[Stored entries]

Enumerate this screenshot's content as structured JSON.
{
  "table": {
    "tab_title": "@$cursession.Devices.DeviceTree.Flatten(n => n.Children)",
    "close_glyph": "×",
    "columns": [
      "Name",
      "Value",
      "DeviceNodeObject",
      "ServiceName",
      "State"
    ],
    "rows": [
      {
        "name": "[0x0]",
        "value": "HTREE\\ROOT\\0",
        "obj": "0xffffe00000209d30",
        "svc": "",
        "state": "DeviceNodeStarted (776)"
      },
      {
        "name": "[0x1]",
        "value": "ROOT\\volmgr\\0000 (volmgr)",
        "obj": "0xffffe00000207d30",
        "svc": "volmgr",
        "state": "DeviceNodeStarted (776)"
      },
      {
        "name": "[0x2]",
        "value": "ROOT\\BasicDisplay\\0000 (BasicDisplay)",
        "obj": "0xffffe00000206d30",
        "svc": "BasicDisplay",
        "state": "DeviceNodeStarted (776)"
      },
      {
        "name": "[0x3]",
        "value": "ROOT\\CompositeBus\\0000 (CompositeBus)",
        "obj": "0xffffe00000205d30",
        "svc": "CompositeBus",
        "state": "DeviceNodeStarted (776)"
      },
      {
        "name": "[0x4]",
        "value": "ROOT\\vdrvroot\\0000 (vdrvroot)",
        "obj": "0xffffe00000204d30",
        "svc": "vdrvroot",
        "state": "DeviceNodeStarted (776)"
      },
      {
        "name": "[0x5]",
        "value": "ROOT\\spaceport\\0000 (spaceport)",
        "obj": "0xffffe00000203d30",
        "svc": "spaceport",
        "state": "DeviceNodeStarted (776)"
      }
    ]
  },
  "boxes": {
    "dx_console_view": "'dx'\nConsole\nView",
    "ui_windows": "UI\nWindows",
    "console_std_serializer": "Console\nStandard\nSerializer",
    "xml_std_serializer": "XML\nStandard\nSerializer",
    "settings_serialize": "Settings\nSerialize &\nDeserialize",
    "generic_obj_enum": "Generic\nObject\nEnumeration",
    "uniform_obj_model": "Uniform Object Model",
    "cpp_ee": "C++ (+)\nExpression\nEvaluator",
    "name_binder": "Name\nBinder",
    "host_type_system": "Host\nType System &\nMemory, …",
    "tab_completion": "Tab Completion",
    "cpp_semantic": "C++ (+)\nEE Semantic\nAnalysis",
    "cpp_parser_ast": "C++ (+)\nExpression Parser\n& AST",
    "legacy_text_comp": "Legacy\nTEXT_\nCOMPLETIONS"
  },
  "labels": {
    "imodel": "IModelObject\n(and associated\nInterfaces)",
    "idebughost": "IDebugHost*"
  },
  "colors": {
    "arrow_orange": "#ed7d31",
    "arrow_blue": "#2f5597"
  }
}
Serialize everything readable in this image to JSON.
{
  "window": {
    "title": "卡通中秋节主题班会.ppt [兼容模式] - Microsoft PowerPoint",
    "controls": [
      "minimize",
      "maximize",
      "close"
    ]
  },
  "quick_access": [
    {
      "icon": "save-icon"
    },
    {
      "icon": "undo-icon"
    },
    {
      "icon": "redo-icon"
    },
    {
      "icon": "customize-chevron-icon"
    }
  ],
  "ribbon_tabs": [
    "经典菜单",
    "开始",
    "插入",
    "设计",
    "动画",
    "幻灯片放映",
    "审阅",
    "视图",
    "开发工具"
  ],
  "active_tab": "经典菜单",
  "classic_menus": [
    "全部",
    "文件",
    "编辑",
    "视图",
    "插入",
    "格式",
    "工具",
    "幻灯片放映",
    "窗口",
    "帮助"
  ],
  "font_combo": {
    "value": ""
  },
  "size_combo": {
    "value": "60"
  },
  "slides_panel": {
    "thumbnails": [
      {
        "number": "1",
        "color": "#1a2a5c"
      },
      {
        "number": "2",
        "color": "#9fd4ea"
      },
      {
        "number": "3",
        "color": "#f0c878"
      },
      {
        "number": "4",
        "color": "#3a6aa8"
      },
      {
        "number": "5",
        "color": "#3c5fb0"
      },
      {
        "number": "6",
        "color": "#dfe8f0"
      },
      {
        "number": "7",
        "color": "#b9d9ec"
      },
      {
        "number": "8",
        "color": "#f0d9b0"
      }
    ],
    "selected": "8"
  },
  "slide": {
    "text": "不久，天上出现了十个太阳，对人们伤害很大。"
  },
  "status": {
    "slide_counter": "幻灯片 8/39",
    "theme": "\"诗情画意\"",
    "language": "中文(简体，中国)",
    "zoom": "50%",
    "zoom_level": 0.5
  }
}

• **Job**: Copy every line of the listing that contains the word "volmgr".

• **Exercise response**:
        "value": "ROOT\\volmgr\\0000 (volmgr)",
        "svc": "volmgr",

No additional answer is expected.